As a generative model, LLM faces challenges in long text generation tasks. We believe that research in this field should progress gradually. The current training data, model architecture, and algorithms may not be the most suitable for long text generation tasks. Our work aims to make a significant step forward in this field, guiding subsequent research and promoting the importance of long text generation in the industry, thereby improving the user experience with LLMs.
Q
See W2, Quora allows data crawling in the condition of HelloBench.
Reference
[1] Proxyqa: An alternative framework for evaluating long-form ...
[2] Longwriter: Unleashing 10,000+ word generation from ...
[3] Suri: Multi-constraint instruction following for ...
[4] RecurrentGPT: Interactive Generation of (Arbitrarily)...
Thanks for your rebuttals. While I appreciate the effort, I am not fully convinced by your responses. I understand the associated costs, but a dataset size of 647 cannot be considered large-scale. While I acknowledge its good coverage, I find it difficult to agree that it constitutes a significant contribution.
Regarding data collection, I still have concerns about compliance with Quora’s Terms of Service, specifically Section 4.4, which prohibits data scraping and collection. Although your method may not involve automated crawling, manual collection could still be considered a data collection method. I recommend reaching out to Quora for explicit permission.

→ Problem set:
[A] In the HelloBench review exchange, which section of Quora's Terms of Service does the reviewer cite?
[B] Shorten the paragraph of the HelloBench review exchange that begins "Regarding data collection", keeping its main facts.
[C] Carry on the HelloBench review exchange after its final sentence.
The lines below come from a separate source.

→ The data:
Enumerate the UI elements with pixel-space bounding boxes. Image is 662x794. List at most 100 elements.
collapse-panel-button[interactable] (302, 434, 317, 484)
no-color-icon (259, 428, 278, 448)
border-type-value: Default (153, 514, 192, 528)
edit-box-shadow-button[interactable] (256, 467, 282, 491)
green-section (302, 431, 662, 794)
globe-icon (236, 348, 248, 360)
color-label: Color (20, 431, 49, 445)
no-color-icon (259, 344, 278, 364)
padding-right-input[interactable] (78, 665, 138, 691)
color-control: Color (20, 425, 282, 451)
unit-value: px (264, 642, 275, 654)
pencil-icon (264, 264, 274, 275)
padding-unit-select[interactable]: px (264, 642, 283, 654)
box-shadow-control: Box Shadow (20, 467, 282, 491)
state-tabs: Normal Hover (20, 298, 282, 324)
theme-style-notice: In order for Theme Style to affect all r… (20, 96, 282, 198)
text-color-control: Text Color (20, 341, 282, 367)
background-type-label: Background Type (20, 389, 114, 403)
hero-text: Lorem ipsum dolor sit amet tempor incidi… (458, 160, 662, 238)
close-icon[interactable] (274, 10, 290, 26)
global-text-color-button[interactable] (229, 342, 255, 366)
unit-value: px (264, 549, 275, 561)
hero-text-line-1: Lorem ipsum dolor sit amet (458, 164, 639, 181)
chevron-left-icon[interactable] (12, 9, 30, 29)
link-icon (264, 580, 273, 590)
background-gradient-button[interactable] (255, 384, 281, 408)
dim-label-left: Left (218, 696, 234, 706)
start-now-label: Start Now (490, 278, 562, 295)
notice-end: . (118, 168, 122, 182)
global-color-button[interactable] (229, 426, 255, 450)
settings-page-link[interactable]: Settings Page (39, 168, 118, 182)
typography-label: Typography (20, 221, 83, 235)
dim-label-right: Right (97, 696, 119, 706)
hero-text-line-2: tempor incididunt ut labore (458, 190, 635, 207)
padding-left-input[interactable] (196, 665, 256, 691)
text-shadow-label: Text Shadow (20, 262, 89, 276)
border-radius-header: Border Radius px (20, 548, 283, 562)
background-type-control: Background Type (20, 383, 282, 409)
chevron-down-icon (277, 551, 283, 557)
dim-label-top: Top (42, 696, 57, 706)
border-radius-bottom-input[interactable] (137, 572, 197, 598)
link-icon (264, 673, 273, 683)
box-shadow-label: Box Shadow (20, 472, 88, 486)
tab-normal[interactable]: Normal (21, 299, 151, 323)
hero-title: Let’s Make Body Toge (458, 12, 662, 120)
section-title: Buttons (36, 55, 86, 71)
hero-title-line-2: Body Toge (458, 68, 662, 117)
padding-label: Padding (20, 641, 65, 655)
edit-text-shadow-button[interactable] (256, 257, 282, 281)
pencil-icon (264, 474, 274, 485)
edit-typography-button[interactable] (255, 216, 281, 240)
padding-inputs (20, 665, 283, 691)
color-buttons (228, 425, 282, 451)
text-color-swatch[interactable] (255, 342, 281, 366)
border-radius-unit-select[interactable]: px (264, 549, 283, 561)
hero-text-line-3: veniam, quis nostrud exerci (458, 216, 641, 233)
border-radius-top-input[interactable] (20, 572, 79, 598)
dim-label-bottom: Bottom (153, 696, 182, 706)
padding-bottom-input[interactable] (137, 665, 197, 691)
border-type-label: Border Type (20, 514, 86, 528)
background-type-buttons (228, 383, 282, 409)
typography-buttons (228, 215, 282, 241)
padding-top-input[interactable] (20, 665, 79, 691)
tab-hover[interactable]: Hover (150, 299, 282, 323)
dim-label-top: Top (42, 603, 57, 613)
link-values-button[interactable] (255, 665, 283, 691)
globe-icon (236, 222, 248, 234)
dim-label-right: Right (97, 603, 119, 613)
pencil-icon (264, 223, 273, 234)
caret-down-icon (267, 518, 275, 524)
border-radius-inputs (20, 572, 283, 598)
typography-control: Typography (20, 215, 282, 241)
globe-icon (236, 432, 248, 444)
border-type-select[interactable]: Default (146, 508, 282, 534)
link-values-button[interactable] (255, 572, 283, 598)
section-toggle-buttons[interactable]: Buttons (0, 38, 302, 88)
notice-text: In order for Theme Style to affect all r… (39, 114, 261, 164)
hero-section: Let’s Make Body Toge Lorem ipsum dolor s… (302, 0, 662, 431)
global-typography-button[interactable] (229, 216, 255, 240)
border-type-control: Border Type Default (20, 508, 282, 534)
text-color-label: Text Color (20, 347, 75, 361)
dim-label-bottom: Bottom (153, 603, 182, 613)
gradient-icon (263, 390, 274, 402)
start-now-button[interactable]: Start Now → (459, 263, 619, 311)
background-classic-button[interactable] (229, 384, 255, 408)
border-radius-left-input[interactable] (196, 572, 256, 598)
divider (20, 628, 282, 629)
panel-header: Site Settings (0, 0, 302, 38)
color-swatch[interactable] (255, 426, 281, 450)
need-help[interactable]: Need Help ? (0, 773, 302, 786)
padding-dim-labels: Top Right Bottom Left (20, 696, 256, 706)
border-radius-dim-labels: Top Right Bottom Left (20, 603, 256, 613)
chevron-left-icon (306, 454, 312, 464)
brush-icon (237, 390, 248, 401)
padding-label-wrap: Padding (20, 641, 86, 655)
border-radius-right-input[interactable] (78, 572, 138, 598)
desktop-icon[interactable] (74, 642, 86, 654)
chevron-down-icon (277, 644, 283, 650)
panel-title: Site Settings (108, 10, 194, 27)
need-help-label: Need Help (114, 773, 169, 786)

→ Task results:
[A] Section 4.4, which prohibits data scraping and collection.

[B] The reviewer is still concerned that the data collection may not comply with Section 4.4 of Quora's Terms of Service, which bans data scraping and collection. Even without automated crawling, manual collection could count as data collection, so the reviewer advises getting explicit permission from Quora.

[C]
If you can solve the permission issue with Quora’s policies, I will raise my score to 5.
Thanks for your comments. We will further Clarify on Quora's policy
- Based on Quora's Terms of Service, section 4.4
4.4 Restricted Uses. You represent and warrant that you will not: Access, search, or collect data from the Quora Platform (through automated or other means, including artificial intelligence or machine learning) (1) to create derivative works of Our Content and Materials; (2) to train or develop any AI, large language models or machine learning algorithms on Our Content or Materials; (3) to create any service competitive to the Quora Platform; or (4) for other commercial purposes except as expressly permitted by these Terms of Service or the written consent of Quora.
Quora prohibits data collection and scraping for four specific purposes. In collecting data from Quora, HelloBench did not violate these rules. (1) We did not create derivative works of Quora's Content and Materials. (2) We did not train or develop AI models using Quora's data. Specifically, we created an evaluation dataset to assess model capabilities. (3) We did not create any service that competes with the Quora Platform. (4) Our purposes are academic.
- Based on Quora's Terms of Service, section 4.5
4.5 Permission to Crawl. If you operate a search engine, subject to the Restricted Uses section above, we conditionally grant permission to crawl the Quora Platform subject to the following rules: (1) you must use a descriptive user agent header; (2) you must follow robots.txt at all times; (3) your access must not adversely affect any aspect of the Quora Platform’s functioning; (4) you must make it clear how to contact you, either in your user agent string, or on your website if you have one.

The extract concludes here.